Records for the task:
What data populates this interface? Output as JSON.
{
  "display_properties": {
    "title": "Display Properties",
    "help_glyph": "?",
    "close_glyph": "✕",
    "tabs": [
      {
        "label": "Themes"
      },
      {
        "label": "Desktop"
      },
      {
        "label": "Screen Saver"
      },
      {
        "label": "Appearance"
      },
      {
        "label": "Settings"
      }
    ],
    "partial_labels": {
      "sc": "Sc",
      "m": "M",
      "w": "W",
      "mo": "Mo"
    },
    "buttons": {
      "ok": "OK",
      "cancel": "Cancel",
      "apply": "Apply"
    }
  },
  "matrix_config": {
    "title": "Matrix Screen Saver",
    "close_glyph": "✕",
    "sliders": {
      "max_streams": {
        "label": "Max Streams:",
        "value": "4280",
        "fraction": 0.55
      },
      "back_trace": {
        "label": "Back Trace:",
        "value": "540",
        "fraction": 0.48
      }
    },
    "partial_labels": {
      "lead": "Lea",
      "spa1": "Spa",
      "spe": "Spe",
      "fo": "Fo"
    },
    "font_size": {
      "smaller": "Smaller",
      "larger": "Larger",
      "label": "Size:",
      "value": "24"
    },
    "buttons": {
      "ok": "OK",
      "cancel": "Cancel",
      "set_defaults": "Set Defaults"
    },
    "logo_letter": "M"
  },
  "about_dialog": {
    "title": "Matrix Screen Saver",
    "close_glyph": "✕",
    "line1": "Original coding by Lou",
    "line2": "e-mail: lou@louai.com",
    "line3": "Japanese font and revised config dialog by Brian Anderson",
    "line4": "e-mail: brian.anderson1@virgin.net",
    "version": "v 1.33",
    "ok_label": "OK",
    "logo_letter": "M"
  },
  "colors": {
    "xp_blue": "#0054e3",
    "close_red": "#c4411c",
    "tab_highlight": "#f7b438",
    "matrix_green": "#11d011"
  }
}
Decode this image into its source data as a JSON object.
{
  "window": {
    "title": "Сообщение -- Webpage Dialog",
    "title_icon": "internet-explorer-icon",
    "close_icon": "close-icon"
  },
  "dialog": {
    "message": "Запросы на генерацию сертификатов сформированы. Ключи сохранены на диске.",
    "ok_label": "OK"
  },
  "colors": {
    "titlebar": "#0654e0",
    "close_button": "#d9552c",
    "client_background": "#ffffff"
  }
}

To be done: Copy each line of the records above that carries the word "data".

Final result:
What data populates this interface? Output as JSON.
Decode this image into its source data as a JSON object.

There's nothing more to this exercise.